## Given task
Extract every line in the items below that contains the string "header", matching case exactly.

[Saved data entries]
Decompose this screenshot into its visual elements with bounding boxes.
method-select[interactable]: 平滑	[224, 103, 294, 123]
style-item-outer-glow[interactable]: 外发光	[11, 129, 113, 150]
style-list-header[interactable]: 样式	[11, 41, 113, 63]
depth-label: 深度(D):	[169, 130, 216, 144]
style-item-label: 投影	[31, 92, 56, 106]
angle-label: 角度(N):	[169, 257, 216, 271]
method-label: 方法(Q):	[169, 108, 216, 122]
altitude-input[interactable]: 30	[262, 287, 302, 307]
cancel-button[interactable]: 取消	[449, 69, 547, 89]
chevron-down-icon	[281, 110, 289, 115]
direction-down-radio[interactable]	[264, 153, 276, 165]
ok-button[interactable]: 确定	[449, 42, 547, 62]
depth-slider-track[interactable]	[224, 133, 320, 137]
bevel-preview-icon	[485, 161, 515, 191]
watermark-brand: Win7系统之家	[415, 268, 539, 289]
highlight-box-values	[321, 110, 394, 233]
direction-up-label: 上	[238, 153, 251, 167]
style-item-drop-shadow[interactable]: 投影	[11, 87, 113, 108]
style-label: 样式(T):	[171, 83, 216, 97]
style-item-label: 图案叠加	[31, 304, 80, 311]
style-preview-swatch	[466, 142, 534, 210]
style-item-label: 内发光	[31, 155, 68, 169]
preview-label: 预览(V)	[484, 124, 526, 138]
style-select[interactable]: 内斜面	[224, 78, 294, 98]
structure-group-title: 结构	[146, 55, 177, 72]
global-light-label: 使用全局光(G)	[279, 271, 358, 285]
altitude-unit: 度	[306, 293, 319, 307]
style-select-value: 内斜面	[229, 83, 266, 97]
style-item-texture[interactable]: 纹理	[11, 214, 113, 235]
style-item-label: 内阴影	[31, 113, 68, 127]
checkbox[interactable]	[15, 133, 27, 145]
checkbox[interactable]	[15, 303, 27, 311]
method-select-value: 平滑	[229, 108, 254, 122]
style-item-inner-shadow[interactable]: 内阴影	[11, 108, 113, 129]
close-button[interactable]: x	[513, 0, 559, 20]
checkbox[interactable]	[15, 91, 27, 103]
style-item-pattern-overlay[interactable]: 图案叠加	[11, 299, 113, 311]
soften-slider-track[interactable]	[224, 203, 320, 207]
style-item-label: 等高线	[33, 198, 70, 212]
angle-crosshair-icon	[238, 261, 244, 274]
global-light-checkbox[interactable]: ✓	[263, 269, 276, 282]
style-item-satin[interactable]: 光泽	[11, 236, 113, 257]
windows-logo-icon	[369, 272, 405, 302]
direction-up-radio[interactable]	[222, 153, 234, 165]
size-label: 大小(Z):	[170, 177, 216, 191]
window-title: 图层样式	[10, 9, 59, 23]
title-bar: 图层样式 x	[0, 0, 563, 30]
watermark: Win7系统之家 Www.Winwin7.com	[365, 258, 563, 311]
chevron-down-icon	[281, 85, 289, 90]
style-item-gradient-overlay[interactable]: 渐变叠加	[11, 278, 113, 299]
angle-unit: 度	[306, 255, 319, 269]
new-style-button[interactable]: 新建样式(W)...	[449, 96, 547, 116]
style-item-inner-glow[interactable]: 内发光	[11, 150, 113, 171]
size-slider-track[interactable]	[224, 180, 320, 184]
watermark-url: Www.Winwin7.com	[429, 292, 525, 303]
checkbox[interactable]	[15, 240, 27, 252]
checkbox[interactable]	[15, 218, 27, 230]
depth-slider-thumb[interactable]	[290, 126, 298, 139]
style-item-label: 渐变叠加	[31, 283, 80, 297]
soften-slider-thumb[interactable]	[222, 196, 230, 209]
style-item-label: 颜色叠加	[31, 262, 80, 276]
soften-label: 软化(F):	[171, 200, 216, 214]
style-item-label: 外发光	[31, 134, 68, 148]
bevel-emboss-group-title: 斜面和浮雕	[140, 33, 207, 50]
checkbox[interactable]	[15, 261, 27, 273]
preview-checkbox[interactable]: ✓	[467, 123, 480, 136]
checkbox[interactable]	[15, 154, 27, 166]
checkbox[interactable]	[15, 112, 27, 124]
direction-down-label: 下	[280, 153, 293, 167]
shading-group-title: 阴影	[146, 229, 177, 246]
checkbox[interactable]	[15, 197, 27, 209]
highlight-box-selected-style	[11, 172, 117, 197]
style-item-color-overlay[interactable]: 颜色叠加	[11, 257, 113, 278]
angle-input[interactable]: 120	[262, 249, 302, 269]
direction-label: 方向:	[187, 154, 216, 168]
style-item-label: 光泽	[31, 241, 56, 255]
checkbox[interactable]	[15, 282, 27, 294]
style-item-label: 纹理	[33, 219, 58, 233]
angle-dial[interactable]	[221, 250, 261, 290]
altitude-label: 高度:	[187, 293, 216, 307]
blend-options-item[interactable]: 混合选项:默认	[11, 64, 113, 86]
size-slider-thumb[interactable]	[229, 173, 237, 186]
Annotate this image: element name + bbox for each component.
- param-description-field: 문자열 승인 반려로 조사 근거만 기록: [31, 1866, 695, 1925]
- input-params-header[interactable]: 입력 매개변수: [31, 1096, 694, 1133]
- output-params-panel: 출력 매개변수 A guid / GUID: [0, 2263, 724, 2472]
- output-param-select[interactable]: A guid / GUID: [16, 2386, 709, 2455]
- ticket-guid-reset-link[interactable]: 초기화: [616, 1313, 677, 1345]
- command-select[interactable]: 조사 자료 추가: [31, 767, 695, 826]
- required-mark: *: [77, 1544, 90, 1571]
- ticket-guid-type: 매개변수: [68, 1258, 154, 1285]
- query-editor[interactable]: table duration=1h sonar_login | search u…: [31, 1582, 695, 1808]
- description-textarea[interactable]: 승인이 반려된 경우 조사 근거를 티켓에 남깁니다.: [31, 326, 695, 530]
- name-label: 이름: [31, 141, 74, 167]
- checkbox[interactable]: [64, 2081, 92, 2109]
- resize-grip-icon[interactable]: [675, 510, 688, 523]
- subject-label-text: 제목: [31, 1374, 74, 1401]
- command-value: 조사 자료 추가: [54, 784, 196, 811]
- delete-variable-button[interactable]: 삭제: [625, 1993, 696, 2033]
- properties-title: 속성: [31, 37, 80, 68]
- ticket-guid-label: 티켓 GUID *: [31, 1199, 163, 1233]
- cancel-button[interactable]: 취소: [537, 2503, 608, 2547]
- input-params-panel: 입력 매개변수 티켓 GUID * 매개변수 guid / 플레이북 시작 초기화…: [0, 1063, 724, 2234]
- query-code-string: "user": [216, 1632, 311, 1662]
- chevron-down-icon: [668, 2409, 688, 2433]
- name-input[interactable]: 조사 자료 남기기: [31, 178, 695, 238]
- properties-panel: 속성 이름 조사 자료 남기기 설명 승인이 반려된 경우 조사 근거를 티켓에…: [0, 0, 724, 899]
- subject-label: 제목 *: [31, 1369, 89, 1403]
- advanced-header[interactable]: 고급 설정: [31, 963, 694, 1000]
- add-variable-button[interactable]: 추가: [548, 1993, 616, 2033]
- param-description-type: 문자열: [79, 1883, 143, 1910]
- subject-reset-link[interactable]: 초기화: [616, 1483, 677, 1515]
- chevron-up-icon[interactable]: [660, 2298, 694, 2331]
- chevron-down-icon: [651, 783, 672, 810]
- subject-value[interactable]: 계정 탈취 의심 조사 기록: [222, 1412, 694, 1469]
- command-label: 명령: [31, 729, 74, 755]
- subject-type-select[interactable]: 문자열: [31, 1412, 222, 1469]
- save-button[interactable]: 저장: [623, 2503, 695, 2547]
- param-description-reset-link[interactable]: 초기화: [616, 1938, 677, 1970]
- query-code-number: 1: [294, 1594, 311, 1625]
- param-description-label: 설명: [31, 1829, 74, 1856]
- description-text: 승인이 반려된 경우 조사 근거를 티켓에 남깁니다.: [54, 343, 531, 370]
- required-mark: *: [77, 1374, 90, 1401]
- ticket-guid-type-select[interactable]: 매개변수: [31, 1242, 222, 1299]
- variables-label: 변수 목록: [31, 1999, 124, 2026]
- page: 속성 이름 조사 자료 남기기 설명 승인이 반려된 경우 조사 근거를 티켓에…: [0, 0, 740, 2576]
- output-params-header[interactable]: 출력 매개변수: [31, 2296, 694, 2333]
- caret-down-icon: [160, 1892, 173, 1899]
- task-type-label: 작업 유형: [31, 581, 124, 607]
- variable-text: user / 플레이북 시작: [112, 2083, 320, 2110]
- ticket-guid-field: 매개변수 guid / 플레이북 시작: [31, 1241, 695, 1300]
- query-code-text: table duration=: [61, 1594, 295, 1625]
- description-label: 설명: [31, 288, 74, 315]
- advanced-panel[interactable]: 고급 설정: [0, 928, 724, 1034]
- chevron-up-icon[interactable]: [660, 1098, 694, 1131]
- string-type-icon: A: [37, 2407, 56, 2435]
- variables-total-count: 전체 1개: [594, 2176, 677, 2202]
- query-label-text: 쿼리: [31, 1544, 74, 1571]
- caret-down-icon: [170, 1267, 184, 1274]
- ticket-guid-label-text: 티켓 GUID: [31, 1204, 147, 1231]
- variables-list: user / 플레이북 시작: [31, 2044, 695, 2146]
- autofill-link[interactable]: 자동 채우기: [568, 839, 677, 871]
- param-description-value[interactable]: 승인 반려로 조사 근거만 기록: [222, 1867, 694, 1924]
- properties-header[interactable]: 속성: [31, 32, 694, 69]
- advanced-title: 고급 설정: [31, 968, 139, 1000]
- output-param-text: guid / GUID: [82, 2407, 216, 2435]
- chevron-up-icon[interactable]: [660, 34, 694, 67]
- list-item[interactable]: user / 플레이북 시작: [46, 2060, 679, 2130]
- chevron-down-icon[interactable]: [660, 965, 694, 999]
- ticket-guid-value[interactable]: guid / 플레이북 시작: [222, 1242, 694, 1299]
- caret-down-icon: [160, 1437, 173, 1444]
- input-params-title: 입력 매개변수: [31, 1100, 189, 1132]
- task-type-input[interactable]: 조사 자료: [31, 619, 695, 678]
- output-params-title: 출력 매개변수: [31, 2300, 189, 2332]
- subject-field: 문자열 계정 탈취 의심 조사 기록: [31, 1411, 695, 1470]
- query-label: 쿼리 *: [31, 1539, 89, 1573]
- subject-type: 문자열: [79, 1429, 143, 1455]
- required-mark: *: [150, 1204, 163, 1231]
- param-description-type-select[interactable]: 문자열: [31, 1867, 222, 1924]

## Task answer
style-list-header[interactable]: 样式	[11, 41, 113, 63]
- input-params-header[interactable]: 입력 매개변수: [31, 1096, 694, 1133]
- advanced-header[interactable]: 고급 설정: [31, 963, 694, 1000]
- output-params-header[interactable]: 출력 매개변수: [31, 2296, 694, 2333]
- properties-header[interactable]: 속성: [31, 32, 694, 69]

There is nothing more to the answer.